### [Attività da svolgere]
- 1) Rispondi a queste domande sul brano dedicato ai risultati nel polmone:
(a) Qual era la sopravvivenza a 5 anni nella malattia metastatica?
(b) Quale percentuale di pazienti è viva a tre anni con nivolumab più ipilimumab e due cicli di chemioterapia in prima linea?
(c) Quale sopravvivenza mediana ha raggiunto la combinazione di nivolumab e ipilimumab nel mesotelioma pleurico non epitelioide?
- 2) Secondo il brano sui risultati nel polmone, perché l'uso di cicli limitati di chemioterapia è un vantaggio?
━━ Brano da esaminare ━━
I risultati nel polmone

 

Anche nella forma più comune di tumore del polmone, quella non a piccole cellule, l’immunoterapia ha cambiato lo standard di cura. La sopravvivenza a 5 anni nella malattia metastatica era pari a circa il 15%. “A tre anni, è vivo il 27% dei pazienti trattati in prima linea con nivolumab più ipilimumab, in associazione con due cicli di chemioterapia, rispetto al 19% con la sola chemioterapia – spiega Filippo de Marinis, Direttore della Divisione di Oncologia Toracica dell’Istituto Europeo di Oncologia (IEO) di Milano -. L’ulteriore vantaggio di questo approccio è rappresentato dall’utilizzo di cicli limitati di chemioterapia, che permette di ridurre gli effetti collaterali. Il paziente in meno di un mese termina la chemioterapia e prosegue con la sola immunoterapia. La riduzione della durata della chemioterapia porta indubbi vantaggi nella tollerabilità delle cure e nella qualità di vita”. Buone notizie anche per quel che riguarda il trattamento del mesotelioma pleurico, un tumore toracico particolarmente difficile da curare. “Nella forma più aggressiva, quella non epitelioide, la combinazione di nivolumab e ipilimumab ha più che raddoppiato la sopravvivenza mediana, che ha raggiunto 18,1 mesi rispetto a 8,8 con la chemioterapia standard. Sono risultati davvero significativi e inimmaginabili fino a poco tempo fa. Al dato sulla sopravvivenza si aggiunge quello estremamente rilevante per i pazienti sulla qualità di vita, nettamente a favore dell’immunoterapia”, continua de Marinis.
━━━
━━ Righe fornite ━━
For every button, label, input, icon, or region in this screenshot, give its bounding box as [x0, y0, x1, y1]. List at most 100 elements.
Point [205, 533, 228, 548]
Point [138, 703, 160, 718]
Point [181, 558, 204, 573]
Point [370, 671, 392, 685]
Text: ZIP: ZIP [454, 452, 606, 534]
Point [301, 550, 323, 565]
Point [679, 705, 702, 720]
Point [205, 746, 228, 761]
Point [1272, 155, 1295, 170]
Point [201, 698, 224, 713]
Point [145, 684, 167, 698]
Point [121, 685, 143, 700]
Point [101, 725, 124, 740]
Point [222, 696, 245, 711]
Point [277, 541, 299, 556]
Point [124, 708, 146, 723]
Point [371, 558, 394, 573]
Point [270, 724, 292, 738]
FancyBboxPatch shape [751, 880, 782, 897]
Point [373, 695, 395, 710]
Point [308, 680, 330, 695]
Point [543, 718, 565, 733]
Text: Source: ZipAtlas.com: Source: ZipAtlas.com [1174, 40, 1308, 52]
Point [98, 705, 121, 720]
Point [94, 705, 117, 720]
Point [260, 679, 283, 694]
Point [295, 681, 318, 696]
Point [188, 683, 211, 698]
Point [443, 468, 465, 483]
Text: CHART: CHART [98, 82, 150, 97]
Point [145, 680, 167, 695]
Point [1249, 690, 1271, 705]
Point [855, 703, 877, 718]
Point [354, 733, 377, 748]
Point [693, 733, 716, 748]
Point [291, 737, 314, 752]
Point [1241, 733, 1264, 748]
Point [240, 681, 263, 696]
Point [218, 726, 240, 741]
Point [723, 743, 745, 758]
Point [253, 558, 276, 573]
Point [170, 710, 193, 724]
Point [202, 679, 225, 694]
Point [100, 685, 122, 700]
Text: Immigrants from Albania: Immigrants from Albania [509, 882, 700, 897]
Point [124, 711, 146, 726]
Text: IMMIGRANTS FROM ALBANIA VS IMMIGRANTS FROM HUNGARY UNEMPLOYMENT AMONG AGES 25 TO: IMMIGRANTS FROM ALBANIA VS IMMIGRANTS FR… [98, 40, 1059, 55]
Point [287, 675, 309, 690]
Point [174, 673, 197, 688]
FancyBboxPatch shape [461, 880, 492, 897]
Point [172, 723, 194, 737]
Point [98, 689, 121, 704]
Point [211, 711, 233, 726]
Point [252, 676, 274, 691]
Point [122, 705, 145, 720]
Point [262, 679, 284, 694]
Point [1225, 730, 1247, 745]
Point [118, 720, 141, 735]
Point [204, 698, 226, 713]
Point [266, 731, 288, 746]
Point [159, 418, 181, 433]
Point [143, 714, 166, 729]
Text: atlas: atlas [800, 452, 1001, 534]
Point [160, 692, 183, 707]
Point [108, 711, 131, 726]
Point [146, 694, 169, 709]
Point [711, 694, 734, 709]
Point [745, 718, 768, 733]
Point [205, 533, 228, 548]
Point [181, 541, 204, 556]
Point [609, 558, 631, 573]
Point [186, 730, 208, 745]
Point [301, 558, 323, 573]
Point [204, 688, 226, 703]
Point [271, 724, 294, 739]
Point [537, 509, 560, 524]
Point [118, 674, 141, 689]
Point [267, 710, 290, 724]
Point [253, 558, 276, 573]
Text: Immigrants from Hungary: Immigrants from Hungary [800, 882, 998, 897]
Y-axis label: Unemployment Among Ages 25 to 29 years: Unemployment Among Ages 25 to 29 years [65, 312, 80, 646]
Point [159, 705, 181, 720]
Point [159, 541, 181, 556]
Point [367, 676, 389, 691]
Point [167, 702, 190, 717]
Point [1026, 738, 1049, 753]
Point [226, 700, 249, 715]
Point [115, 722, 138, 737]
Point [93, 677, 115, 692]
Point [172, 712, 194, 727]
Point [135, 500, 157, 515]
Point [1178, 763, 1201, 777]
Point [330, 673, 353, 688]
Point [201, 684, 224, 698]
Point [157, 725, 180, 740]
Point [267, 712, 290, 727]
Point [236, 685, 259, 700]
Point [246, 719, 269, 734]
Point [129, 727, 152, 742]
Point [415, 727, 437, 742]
━━━
### [Risposte all'esercizio]
- 1)
(a) Circa il 15%.
(b) Il 27%, rispetto al 19% con la sola chemioterapia.
(c) 18,1 mesi, rispetto a 8,8 con la chemioterapia standard.

- 2) Perché permette di ridurre gli effetti collaterali. Il paziente termina la chemioterapia in meno di un mese e prosegue con la sola immunoterapia. Una chemioterapia più breve migliora la tollerabilità delle cure e la qualità di vita.